■ **Task directions**:
Take each line that has the word "title" and return it.

[Records about charts and figures]
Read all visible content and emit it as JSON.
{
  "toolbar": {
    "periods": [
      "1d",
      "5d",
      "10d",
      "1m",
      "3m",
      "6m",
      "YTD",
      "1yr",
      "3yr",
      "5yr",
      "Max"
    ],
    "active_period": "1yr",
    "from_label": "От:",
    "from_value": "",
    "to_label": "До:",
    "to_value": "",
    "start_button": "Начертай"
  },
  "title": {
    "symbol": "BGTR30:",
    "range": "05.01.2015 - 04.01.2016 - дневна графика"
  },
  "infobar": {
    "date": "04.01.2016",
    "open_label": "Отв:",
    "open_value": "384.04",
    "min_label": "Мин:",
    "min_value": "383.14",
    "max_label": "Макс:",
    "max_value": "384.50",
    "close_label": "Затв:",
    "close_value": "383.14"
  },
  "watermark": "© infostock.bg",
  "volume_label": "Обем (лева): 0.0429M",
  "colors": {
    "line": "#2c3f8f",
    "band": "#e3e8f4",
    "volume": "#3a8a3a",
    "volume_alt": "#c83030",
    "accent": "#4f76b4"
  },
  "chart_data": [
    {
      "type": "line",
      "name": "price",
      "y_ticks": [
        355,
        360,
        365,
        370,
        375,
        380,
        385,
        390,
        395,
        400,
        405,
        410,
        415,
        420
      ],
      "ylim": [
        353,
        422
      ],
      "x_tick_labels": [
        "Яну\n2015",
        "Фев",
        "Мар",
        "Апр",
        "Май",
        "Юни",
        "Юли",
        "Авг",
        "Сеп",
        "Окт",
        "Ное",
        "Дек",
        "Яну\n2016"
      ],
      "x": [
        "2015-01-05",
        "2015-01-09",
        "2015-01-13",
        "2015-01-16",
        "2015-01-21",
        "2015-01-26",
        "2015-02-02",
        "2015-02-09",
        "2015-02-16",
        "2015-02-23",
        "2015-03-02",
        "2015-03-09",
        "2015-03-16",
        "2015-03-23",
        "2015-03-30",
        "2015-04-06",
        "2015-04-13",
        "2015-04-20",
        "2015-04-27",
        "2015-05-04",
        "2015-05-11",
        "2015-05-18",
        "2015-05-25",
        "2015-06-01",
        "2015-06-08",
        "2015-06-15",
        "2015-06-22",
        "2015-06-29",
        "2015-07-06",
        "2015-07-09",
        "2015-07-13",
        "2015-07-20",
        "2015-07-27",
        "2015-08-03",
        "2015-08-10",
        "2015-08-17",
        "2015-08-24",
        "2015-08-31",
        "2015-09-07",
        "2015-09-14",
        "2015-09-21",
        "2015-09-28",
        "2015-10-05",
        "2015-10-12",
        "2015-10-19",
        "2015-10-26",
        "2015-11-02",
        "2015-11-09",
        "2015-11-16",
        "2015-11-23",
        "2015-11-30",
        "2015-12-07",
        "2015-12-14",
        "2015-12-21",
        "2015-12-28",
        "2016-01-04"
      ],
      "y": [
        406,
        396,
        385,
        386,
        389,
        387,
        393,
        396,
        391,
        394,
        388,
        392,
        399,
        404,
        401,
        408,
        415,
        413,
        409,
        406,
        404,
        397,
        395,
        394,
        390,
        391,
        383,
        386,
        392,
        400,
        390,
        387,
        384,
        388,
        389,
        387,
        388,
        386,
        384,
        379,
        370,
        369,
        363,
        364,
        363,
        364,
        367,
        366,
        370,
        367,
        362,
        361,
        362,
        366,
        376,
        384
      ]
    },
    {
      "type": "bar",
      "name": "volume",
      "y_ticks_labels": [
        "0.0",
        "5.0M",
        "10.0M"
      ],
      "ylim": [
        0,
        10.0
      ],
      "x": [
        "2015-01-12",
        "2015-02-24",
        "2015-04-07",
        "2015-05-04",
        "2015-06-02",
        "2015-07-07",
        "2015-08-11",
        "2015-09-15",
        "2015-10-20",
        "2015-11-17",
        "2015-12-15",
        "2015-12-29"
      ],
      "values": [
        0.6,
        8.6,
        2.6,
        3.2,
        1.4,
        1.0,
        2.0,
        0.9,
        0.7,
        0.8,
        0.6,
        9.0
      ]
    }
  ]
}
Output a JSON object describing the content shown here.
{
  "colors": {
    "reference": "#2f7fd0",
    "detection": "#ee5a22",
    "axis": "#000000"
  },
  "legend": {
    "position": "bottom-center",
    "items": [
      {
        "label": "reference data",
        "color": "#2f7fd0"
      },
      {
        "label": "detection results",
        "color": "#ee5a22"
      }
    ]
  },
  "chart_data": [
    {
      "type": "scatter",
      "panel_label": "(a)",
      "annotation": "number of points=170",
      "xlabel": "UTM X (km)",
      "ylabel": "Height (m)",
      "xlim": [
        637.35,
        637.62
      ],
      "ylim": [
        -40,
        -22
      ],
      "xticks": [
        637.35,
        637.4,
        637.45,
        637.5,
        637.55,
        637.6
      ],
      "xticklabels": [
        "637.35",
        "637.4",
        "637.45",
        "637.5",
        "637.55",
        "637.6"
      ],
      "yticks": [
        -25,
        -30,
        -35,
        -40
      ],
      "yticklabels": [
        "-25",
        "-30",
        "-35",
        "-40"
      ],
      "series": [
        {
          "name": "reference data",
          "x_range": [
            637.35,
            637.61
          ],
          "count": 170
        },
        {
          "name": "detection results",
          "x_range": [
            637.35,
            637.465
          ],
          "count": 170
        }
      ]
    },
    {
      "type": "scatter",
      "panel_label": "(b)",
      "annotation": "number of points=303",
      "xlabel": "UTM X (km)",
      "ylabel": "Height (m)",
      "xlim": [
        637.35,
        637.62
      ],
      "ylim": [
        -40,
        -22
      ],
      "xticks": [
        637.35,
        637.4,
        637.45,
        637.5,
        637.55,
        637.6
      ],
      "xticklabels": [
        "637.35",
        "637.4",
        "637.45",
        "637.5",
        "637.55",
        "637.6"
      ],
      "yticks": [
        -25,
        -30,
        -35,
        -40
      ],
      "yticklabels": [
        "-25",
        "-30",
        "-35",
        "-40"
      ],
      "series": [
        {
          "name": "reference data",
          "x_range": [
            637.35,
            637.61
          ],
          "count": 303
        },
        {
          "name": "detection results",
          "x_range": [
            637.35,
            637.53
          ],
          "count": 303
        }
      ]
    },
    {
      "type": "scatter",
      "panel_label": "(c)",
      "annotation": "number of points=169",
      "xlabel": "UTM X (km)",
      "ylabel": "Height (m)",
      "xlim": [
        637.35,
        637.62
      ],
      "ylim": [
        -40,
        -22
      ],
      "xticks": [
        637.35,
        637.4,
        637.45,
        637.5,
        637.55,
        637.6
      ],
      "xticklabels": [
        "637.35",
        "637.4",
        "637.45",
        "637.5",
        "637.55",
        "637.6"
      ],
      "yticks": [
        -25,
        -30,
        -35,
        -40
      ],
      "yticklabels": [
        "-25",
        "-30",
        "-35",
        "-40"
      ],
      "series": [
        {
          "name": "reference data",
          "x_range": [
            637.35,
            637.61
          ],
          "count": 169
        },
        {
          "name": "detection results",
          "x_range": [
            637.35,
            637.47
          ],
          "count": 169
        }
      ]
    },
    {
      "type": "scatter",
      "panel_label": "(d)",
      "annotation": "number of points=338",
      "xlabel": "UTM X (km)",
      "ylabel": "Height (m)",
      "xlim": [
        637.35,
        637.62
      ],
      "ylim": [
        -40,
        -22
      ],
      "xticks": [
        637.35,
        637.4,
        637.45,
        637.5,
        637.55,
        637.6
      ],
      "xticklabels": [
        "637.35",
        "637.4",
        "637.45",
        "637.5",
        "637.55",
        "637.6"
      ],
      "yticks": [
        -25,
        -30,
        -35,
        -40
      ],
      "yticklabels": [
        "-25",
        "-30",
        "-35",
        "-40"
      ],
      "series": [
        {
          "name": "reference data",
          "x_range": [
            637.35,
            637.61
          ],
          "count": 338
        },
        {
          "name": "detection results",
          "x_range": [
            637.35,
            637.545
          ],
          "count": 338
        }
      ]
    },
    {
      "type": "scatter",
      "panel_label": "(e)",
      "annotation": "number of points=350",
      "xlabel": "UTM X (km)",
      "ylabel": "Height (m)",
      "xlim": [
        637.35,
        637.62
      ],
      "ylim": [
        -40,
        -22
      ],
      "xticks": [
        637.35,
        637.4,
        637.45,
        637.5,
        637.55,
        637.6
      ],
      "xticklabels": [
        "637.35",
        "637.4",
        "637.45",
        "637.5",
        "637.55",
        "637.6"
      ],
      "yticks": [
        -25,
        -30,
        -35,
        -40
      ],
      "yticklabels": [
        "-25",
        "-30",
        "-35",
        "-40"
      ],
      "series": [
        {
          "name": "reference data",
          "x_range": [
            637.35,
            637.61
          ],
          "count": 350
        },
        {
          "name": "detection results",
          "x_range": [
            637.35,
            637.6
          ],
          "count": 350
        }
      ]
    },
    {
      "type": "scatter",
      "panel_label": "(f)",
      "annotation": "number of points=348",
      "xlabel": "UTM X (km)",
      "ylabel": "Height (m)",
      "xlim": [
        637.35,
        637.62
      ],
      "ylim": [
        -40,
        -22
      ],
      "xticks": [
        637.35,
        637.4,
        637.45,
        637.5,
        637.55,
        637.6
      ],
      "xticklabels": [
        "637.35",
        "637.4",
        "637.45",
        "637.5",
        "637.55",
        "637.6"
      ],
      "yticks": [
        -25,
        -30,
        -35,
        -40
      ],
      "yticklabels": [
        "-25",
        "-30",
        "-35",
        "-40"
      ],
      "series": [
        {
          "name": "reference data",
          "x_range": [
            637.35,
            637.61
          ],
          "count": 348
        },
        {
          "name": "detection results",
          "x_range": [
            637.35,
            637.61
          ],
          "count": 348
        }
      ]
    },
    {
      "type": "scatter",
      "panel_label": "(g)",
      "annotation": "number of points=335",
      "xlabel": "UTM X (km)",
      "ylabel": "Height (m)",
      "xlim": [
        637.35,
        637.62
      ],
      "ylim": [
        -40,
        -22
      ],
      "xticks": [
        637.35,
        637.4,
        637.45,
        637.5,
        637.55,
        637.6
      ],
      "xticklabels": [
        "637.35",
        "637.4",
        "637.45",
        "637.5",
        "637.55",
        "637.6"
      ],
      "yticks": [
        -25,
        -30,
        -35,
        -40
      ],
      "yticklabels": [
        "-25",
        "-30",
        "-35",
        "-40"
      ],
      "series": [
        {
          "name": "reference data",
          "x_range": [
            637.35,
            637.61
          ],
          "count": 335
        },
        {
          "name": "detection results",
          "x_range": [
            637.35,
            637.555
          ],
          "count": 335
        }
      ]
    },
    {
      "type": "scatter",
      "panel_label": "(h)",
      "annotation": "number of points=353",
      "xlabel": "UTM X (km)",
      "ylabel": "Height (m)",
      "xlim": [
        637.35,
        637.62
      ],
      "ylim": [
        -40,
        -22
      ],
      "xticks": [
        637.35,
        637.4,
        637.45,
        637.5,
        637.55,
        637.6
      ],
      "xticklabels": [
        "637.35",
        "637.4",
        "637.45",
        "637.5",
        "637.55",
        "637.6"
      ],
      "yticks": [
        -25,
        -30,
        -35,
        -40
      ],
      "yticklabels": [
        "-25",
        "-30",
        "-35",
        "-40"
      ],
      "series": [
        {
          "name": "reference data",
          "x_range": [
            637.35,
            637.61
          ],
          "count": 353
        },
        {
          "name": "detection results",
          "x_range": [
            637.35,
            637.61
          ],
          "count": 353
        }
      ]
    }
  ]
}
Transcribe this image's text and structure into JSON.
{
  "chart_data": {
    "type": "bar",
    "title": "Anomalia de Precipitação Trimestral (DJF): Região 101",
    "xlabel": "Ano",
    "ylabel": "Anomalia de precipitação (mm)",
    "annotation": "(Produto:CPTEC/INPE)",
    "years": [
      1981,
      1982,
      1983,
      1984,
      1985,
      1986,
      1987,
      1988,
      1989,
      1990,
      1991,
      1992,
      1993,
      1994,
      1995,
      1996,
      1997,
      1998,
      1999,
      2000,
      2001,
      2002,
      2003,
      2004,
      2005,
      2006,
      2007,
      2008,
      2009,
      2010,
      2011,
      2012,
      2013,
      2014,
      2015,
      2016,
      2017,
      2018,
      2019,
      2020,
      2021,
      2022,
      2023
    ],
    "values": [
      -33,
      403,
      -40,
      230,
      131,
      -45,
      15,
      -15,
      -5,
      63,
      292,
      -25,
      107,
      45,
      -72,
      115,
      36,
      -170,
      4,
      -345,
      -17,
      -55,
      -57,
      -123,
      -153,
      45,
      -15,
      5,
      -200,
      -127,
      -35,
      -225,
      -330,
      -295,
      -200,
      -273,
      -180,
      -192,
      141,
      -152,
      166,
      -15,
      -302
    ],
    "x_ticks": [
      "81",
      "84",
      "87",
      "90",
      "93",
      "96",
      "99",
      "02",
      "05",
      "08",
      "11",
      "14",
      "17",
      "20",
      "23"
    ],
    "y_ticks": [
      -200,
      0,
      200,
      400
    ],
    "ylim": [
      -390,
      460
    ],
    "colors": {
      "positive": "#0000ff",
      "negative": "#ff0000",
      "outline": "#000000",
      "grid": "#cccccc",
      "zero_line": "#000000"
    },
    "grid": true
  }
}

■ **Answer below**:
  "title": {
    "title": "Anomalia de Precipitação Trimestral (DJF): Região 101",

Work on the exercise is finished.